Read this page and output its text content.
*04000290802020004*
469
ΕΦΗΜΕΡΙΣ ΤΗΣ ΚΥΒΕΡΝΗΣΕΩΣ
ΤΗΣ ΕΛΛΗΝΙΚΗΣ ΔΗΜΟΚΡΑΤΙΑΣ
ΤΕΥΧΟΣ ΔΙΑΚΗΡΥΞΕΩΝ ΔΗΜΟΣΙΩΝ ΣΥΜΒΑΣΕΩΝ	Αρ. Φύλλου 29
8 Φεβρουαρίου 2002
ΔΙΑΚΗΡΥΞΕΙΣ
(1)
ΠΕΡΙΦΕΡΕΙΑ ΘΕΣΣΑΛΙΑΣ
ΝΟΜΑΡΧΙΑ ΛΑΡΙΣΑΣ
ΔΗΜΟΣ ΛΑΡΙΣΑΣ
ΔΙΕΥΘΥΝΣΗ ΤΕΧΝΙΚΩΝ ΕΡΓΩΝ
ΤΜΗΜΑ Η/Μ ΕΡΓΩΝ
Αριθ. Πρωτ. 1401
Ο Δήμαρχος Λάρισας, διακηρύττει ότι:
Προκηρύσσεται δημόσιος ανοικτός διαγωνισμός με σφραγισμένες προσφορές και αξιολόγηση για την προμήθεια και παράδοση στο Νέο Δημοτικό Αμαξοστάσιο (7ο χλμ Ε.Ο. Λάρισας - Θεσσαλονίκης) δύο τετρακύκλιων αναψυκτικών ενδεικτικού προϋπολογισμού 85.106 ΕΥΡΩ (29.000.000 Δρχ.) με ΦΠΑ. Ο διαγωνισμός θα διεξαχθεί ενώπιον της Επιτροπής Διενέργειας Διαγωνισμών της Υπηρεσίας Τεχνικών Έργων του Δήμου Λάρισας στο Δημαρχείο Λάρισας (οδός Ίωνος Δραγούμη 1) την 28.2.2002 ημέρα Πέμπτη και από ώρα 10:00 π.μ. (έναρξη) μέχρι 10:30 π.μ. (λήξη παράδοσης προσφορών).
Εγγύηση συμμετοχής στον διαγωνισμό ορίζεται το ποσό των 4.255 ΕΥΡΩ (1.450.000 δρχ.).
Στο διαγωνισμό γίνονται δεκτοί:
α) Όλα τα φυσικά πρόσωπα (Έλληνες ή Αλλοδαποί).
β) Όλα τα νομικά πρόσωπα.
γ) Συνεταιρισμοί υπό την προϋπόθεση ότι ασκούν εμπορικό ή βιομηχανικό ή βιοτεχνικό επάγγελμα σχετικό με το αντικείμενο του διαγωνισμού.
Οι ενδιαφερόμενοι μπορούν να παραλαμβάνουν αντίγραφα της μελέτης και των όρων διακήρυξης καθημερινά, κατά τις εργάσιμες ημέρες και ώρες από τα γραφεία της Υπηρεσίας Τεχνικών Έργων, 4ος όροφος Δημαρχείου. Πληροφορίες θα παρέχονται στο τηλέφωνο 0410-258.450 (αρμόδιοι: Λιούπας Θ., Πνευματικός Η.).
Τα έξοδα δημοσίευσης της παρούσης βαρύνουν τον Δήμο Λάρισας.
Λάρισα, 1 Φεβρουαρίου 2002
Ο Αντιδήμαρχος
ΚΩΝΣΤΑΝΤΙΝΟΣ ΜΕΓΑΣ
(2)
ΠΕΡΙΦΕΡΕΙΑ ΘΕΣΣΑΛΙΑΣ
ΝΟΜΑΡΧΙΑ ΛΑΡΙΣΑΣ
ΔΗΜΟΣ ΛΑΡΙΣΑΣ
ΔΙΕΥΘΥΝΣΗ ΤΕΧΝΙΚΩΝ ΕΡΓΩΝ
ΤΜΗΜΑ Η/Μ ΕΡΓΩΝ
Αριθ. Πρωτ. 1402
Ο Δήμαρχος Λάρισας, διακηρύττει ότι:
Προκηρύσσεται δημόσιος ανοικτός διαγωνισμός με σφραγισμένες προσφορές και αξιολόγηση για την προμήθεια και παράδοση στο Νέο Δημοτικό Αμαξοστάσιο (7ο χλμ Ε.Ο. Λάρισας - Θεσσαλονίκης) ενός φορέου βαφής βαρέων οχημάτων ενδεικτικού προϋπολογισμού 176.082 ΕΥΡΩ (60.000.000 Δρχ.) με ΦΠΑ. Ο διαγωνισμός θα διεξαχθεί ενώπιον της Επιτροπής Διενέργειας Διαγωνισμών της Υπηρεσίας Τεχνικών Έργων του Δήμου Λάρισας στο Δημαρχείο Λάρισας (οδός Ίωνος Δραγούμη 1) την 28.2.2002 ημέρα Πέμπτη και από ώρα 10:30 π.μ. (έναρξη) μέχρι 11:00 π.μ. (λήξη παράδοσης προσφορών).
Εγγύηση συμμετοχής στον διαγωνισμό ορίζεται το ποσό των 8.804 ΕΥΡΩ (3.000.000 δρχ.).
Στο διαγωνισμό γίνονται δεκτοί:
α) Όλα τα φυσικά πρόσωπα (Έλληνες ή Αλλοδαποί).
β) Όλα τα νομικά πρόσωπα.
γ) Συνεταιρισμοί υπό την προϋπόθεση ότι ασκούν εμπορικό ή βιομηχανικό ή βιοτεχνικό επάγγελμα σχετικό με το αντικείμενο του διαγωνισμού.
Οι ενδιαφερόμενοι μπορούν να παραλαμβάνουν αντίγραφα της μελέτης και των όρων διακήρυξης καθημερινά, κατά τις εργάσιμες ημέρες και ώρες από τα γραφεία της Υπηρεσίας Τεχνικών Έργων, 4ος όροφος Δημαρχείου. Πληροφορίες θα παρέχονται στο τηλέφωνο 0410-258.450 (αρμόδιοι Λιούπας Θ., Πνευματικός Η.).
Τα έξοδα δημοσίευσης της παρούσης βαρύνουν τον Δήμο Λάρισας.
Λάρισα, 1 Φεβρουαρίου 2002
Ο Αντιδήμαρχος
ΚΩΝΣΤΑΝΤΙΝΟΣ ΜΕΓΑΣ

▶ _Goal_:
Show, from the material above, each line that includes the string "όροφος".

▶ _Result of this exercise_:
Οι ενδιαφερόμενοι μπορούν να παραλαμβάνουν αντίγραφα της μελέτης και των όρων διακήρυξης καθημερινά, κατά τις εργάσιμες ημέρες και ώρες από τα γραφεία της Υπηρεσίας Τεχνικών Έργων, 4ος όροφος Δημαρχείου. Πληροφορίες θα παρέχονται στο τηλέφωνο 0410-258.450 (αρμόδιοι: Λιούπας Θ., Πνευματικός Η.).
Οι ενδιαφερόμενοι μπορούν να παραλαμβάνουν αντίγραφα της μελέτης και των όρων διακήρυξης καθημερινά, κατά τις εργάσιμες ημέρες και ώρες από τα γραφεία της Υπηρεσίας Τεχνικών Έργων, 4ος όροφος Δημαρχείου. Πληροφορίες θα παρέχονται στο τηλέφωνο 0410-258.450 (αρμόδιοι Λιούπας Θ., Πνευματικός Η.).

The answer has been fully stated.